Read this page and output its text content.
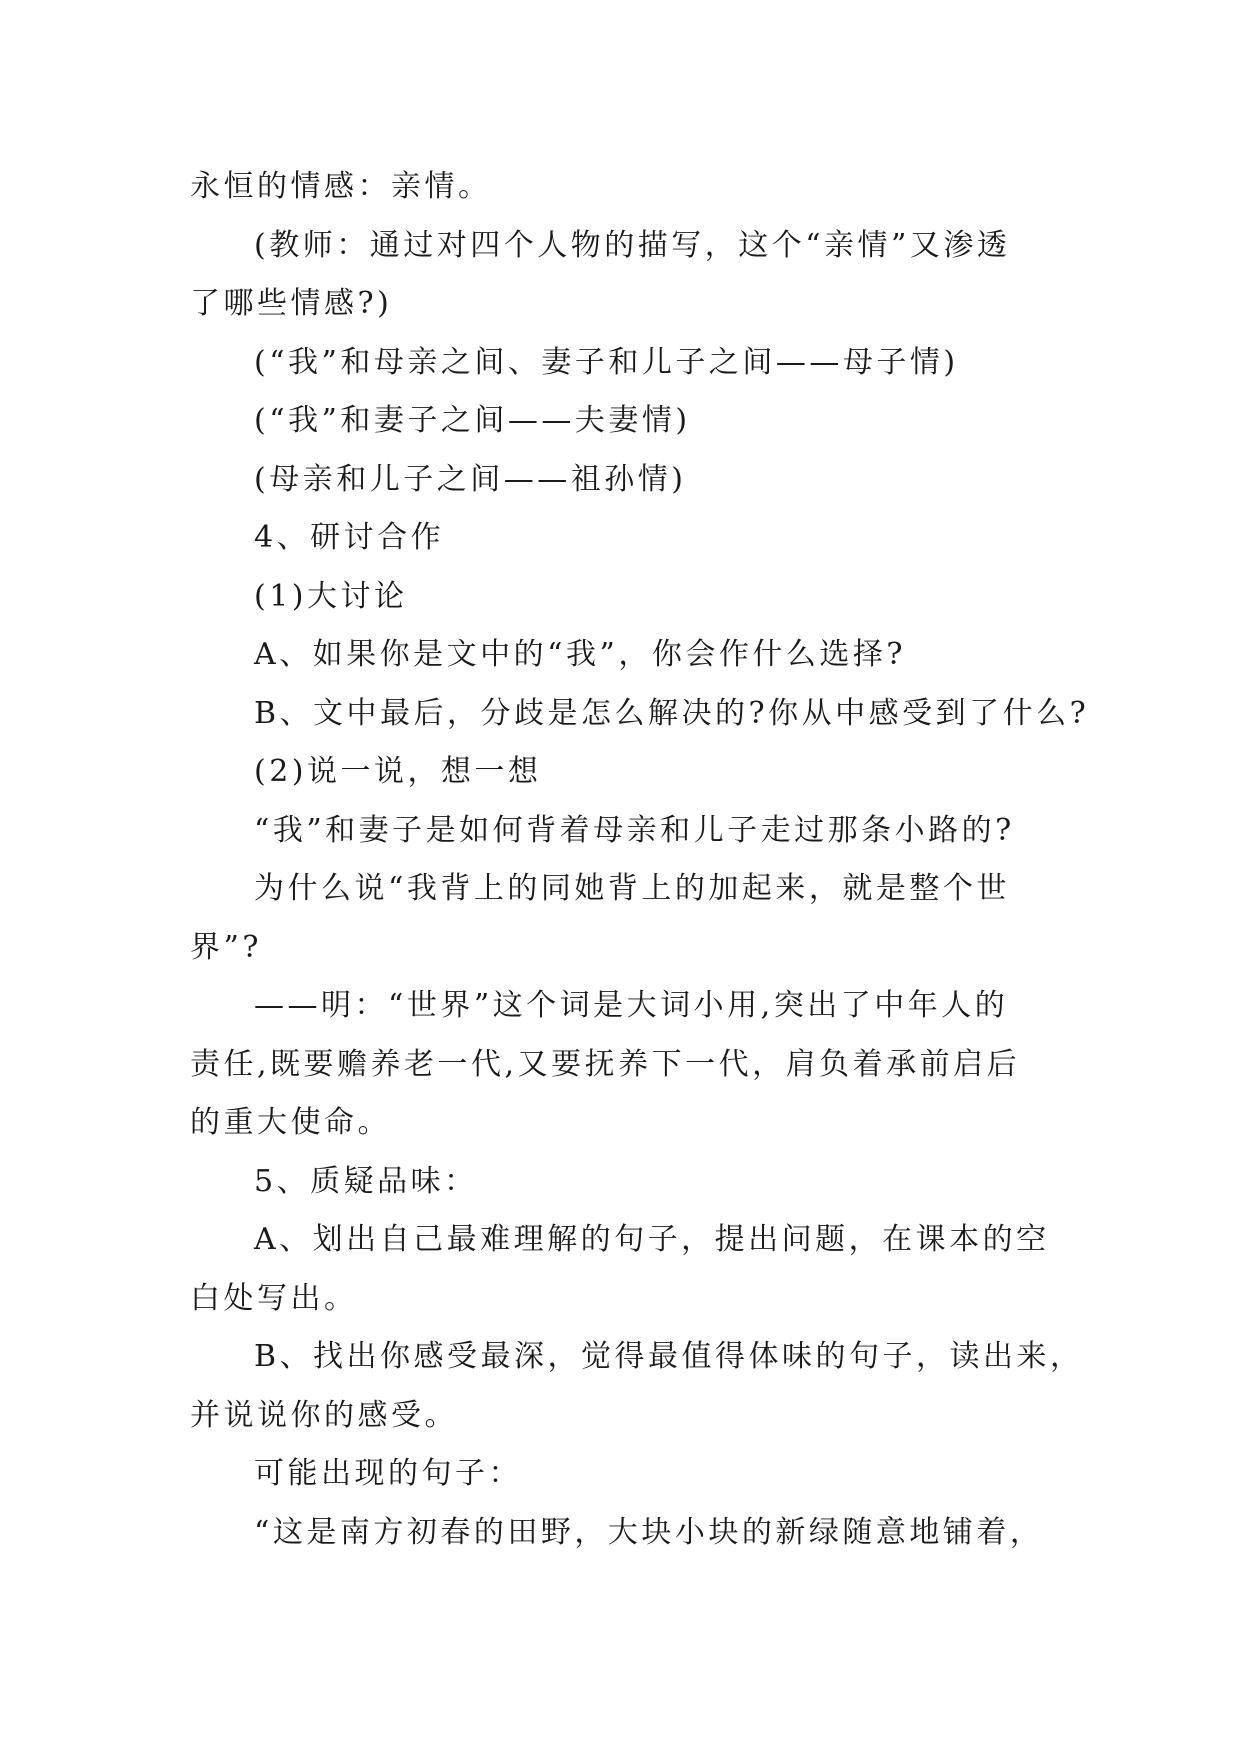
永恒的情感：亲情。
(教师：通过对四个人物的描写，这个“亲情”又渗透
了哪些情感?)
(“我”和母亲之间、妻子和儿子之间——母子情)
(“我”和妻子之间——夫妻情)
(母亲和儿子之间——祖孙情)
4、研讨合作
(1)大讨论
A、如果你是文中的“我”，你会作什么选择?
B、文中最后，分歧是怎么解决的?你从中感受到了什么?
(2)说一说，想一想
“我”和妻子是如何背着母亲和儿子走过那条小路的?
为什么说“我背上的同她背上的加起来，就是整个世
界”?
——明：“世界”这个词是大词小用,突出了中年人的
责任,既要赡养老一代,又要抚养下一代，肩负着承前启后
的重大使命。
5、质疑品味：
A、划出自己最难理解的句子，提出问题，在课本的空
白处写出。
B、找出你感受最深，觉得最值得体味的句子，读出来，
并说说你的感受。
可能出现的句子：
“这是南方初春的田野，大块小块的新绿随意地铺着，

────────────────

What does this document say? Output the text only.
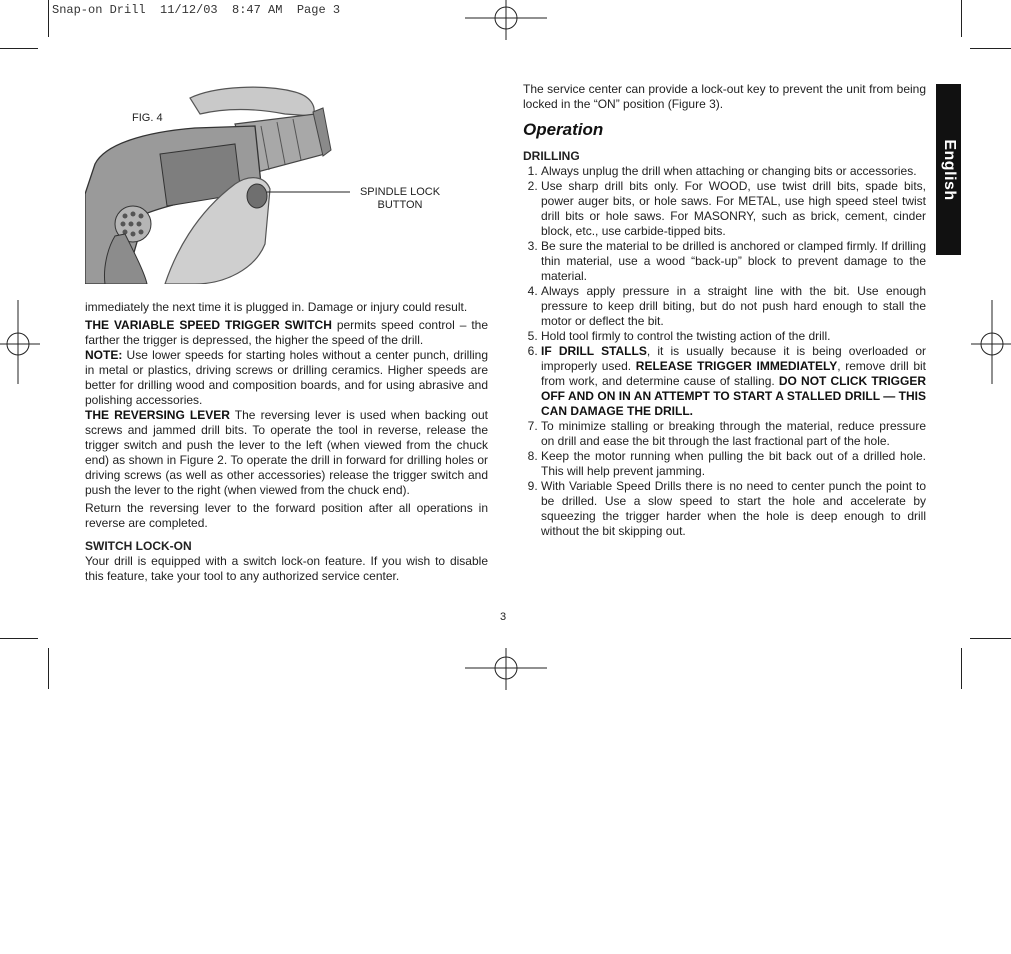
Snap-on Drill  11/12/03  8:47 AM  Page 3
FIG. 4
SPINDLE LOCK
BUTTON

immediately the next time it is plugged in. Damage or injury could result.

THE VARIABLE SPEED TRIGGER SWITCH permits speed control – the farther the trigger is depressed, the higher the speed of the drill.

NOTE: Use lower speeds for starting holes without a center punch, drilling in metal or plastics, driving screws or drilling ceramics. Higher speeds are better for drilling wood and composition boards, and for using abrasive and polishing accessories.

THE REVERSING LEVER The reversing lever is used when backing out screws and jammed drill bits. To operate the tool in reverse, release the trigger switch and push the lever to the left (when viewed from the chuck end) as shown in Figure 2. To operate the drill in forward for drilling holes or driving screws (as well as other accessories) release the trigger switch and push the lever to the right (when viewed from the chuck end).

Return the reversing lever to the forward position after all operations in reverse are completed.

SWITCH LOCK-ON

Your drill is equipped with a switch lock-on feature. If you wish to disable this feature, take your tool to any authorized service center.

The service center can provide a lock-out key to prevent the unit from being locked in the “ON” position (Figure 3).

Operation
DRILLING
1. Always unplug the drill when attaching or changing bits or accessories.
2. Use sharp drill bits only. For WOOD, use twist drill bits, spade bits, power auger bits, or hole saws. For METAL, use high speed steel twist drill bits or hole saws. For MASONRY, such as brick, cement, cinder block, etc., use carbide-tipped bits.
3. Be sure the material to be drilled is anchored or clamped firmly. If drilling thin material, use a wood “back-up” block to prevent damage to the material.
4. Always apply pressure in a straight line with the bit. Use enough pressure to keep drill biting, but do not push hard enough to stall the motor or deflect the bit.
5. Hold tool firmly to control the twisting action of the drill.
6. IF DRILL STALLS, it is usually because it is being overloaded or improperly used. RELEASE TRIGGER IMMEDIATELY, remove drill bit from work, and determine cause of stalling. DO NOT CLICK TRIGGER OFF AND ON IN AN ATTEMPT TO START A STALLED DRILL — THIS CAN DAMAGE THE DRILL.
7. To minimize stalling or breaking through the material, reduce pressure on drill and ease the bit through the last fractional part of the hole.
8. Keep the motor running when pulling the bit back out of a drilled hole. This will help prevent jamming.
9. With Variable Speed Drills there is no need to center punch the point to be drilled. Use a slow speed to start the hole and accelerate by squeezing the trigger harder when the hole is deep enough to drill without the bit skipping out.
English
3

────────────────

▸ Goal of the exercise
Scan the listing above and identify each line holding the string "stalling"; copy every such line.

▸ Task solution
6. IF DRILL STALLS, it is usually because it is being overloaded or improperly used. RELEASE TRIGGER IMMEDIATELY, remove drill bit from work, and determine cause of stalling. DO NOT CLICK TRIGGER OFF AND ON IN AN ATTEMPT TO START A STALLED DRILL — THIS CAN DAMAGE THE DRILL.
7. To minimize stalling or breaking through the material, reduce pressure on drill and ease the bit through the last fractional part of the hole.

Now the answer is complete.